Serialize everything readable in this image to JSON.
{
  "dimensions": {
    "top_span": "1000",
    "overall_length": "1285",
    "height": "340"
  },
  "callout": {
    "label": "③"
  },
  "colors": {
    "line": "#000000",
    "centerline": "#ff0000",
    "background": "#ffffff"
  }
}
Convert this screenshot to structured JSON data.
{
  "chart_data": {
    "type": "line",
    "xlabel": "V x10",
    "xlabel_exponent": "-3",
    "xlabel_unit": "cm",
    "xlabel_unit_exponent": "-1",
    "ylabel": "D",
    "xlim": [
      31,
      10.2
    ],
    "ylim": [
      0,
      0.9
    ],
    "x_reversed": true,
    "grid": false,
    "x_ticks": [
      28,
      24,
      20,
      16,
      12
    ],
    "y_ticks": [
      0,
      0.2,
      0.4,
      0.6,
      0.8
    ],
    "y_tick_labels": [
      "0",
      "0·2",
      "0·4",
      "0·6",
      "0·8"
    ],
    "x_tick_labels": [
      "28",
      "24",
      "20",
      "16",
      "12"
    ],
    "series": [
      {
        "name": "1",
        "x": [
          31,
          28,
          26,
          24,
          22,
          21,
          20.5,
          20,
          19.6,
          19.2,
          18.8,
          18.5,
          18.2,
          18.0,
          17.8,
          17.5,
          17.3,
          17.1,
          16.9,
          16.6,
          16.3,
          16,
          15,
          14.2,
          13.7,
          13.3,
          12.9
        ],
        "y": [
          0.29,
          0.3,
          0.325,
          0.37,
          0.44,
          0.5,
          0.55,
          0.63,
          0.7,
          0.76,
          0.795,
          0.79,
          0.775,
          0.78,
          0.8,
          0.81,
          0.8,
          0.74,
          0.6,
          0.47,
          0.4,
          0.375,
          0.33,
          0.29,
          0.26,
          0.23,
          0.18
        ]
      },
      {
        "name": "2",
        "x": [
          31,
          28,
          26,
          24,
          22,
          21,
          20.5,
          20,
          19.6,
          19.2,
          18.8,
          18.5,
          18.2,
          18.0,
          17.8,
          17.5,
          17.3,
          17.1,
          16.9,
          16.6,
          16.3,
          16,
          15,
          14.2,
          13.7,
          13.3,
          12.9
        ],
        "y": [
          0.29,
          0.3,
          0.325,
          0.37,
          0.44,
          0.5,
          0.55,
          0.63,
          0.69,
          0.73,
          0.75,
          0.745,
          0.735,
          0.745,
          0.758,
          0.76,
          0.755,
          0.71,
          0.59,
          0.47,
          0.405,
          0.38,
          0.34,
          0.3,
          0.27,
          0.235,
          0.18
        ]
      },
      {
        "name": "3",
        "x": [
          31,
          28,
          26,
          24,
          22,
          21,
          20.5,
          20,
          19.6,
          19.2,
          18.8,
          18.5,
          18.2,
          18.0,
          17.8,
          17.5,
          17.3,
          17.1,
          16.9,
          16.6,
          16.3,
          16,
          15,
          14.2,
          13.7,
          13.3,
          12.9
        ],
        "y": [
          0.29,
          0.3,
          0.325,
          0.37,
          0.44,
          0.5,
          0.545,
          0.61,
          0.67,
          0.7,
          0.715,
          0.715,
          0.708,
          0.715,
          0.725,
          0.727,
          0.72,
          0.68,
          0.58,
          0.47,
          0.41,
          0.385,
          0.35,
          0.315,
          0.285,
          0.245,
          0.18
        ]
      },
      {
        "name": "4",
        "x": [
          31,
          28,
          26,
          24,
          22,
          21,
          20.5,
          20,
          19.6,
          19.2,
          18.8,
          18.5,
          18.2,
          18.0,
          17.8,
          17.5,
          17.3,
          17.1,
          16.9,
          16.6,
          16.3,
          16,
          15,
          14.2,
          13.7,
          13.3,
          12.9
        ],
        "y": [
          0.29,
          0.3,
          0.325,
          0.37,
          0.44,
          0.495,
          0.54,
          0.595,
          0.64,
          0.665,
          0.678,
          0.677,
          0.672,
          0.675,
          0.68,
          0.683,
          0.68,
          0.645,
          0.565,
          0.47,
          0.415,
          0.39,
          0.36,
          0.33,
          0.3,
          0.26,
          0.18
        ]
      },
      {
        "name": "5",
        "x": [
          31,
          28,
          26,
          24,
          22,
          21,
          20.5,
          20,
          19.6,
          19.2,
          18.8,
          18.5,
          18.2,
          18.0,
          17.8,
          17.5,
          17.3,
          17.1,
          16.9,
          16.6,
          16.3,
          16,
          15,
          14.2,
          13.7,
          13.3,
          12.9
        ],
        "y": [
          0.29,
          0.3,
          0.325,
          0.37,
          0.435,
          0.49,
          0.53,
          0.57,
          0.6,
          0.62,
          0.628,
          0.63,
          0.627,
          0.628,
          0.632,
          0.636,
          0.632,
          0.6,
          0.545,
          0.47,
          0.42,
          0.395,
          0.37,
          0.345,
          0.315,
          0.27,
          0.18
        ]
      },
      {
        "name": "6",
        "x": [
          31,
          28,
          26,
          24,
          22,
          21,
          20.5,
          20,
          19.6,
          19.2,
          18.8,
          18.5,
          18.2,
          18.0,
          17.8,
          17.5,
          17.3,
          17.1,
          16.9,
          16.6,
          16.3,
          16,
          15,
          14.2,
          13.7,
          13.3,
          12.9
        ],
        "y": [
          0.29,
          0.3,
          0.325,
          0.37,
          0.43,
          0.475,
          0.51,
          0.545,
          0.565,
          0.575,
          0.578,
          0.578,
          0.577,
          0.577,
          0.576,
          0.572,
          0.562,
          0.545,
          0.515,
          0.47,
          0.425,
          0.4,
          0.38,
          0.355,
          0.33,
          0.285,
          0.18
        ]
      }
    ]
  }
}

+--

- [Exercise instructions]: Give every line of the material again, exactly as it reads.

- [Full output]:
Serialize everything readable in this image to JSON.
{
  "dimensions": {
    "top_span": "1000",
    "overall_length": "1285",
    "height": "340"
  },
  "callout": {
    "label": "③"
  },
  "colors": {
    "line": "#000000",
    "centerline": "#ff0000",
    "background": "#ffffff"
  }
}
Convert this screenshot to structured JSON data.
{
  "chart_data": {
    "type": "line",
    "xlabel": "V x10",
    "xlabel_exponent": "-3",
    "xlabel_unit": "cm",
    "xlabel_unit_exponent": "-1",
    "ylabel": "D",
    "xlim": [
      31,
      10.2
    ],
    "ylim": [
      0,
      0.9
    ],
    "x_reversed": true,
    "grid": false,
    "x_ticks": [
      28,
      24,
      20,
      16,
      12
    ],
    "y_ticks": [
      0,
      0.2,
      0.4,
      0.6,
      0.8
    ],
    "y_tick_labels": [
      "0",
      "0·2",
      "0·4",
      "0·6",
      "0·8"
    ],
    "x_tick_labels": [
      "28",
      "24",
      "20",
      "16",
      "12"
    ],
    "series": [
      {
        "name": "1",
        "x": [
          31,
          28,
          26,
          24,
          22,
          21,
          20.5,
          20,
          19.6,
          19.2,
          18.8,
          18.5,
          18.2,
          18.0,
          17.8,
          17.5,
          17.3,
          17.1,
          16.9,
          16.6,
          16.3,
          16,
          15,
          14.2,
          13.7,
          13.3,
          12.9
        ],
        "y": [
          0.29,
          0.3,
          0.325,
          0.37,
          0.44,
          0.5,
          0.55,
          0.63,
          0.7,
          0.76,
          0.795,
          0.79,
          0.775,
          0.78,
          0.8,
          0.81,
          0.8,
          0.74,
          0.6,
          0.47,
          0.4,
          0.375,
          0.33,
          0.29,
          0.26,
          0.23,
          0.18
        ]
      },
      {
        "name": "2",
        "x": [
          31,
          28,
          26,
          24,
          22,
          21,
          20.5,
          20,
          19.6,
          19.2,
          18.8,
          18.5,
          18.2,
          18.0,
          17.8,
          17.5,
          17.3,
          17.1,
          16.9,
          16.6,
          16.3,
          16,
          15,
          14.2,
          13.7,
          13.3,
          12.9
        ],
        "y": [
          0.29,
          0.3,
          0.325,
          0.37,
          0.44,
          0.5,
          0.55,
          0.63,
          0.69,
          0.73,
          0.75,
          0.745,
          0.735,
          0.745,
          0.758,
          0.76,
          0.755,
          0.71,
          0.59,
          0.47,
          0.405,
          0.38,
          0.34,
          0.3,
          0.27,
          0.235,
          0.18
        ]
      },
      {
        "name": "3",
        "x": [
          31,
          28,
          26,
          24,
          22,
          21,
          20.5,
          20,
          19.6,
          19.2,
          18.8,
          18.5,
          18.2,
          18.0,
          17.8,
          17.5,
          17.3,
          17.1,
          16.9,
          16.6,
          16.3,
          16,
          15,
          14.2,
          13.7,
          13.3,
          12.9
        ],
        "y": [
          0.29,
          0.3,
          0.325,
          0.37,
          0.44,
          0.5,
          0.545,
          0.61,
          0.67,
          0.7,
          0.715,
          0.715,
          0.708,
          0.715,
          0.725,
          0.727,
          0.72,
          0.68,
          0.58,
          0.47,
          0.41,
          0.385,
          0.35,
          0.315,
          0.285,
          0.245,
          0.18
        ]
      },
      {
        "name": "4",
        "x": [
          31,
          28,
          26,
          24,
          22,
          21,
          20.5,
          20,
          19.6,
          19.2,
          18.8,
          18.5,
          18.2,
          18.0,
          17.8,
          17.5,
          17.3,
          17.1,
          16.9,
          16.6,
          16.3,
          16,
          15,
          14.2,
          13.7,
          13.3,
          12.9
        ],
        "y": [
          0.29,
          0.3,
          0.325,
          0.37,
          0.44,
          0.495,
          0.54,
          0.595,
          0.64,
          0.665,
          0.678,
          0.677,
          0.672,
          0.675,
          0.68,
          0.683,
          0.68,
          0.645,
          0.565,
          0.47,
          0.415,
          0.39,
          0.36,
          0.33,
          0.3,
          0.26,
          0.18
        ]
      },
      {
        "name": "5",
        "x": [
          31,
          28,
          26,
          24,
          22,
          21,
          20.5,
          20,
          19.6,
          19.2,
          18.8,
          18.5,
          18.2,
          18.0,
          17.8,
          17.5,
          17.3,
          17.1,
          16.9,
          16.6,
          16.3,
          16,
          15,
          14.2,
          13.7,
          13.3,
          12.9
        ],
        "y": [
          0.29,
          0.3,
          0.325,
          0.37,
          0.435,
          0.49,
          0.53,
          0.57,
          0.6,
          0.62,
          0.628,
          0.63,
          0.627,
          0.628,
          0.632,
          0.636,
          0.632,
          0.6,
          0.545,
          0.47,
          0.42,
          0.395,
          0.37,
          0.345,
          0.315,
          0.27,
          0.18
        ]
      },
      {
        "name": "6",
        "x": [
          31,
          28,
          26,
          24,
          22,
          21,
          20.5,
          20,
          19.6,
          19.2,
          18.8,
          18.5,
          18.2,
          18.0,
          17.8,
          17.5,
          17.3,
          17.1,
          16.9,
          16.6,
          16.3,
          16,
          15,
          14.2,
          13.7,
          13.3,
          12.9
        ],
        "y": [
          0.29,
          0.3,
          0.325,
          0.37,
          0.43,
          0.475,
          0.51,
          0.545,
          0.565,
          0.575,
          0.578,
          0.578,
          0.577,
          0.577,
          0.576,
          0.572,
          0.562,
          0.545,
          0.515,
          0.47,
          0.425,
          0.4,
          0.38,
          0.355,
          0.33,
          0.285,
          0.18
        ]
      }
    ]
  }
}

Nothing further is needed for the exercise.